Stored data
————

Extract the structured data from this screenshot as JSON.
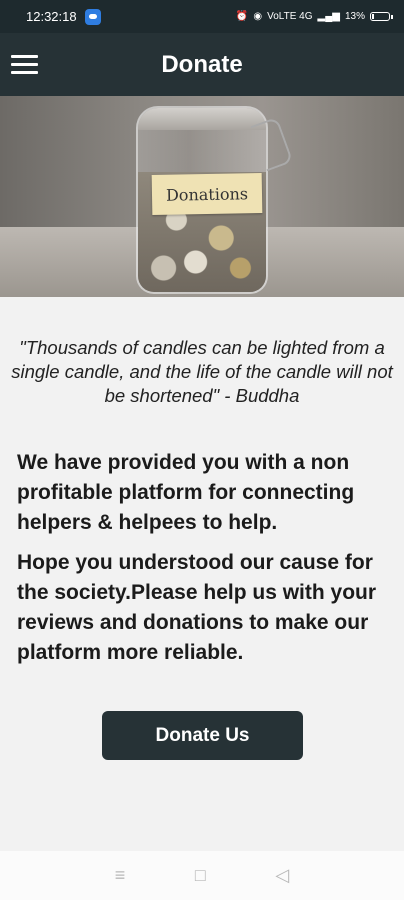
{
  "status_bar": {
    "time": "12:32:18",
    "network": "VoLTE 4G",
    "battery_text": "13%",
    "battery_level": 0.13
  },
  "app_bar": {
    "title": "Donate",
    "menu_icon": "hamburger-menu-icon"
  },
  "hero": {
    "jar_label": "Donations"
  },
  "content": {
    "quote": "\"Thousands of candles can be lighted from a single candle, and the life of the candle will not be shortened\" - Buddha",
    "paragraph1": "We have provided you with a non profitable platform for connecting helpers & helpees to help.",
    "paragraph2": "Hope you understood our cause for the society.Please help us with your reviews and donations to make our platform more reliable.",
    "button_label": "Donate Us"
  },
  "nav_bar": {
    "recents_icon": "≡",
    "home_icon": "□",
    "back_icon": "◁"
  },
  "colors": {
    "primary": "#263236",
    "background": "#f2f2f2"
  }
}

————

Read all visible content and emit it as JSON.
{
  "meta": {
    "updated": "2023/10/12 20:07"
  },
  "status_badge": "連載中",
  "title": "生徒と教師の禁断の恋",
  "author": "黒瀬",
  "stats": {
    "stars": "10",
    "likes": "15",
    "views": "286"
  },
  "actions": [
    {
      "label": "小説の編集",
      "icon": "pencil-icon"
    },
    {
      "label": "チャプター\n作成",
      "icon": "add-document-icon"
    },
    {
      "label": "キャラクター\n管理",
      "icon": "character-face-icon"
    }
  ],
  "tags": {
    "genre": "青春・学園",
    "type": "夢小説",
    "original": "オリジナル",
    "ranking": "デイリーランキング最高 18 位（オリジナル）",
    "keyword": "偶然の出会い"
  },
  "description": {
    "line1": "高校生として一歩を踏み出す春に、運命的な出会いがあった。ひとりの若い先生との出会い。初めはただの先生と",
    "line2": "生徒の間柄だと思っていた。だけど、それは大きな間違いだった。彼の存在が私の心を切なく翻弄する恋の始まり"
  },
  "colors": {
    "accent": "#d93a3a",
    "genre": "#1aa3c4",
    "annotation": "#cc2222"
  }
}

————

■ The problem ■
Find the count of lines in the data above where the string "from" occurs. Provide that number alone.

■ Expected answer ■
2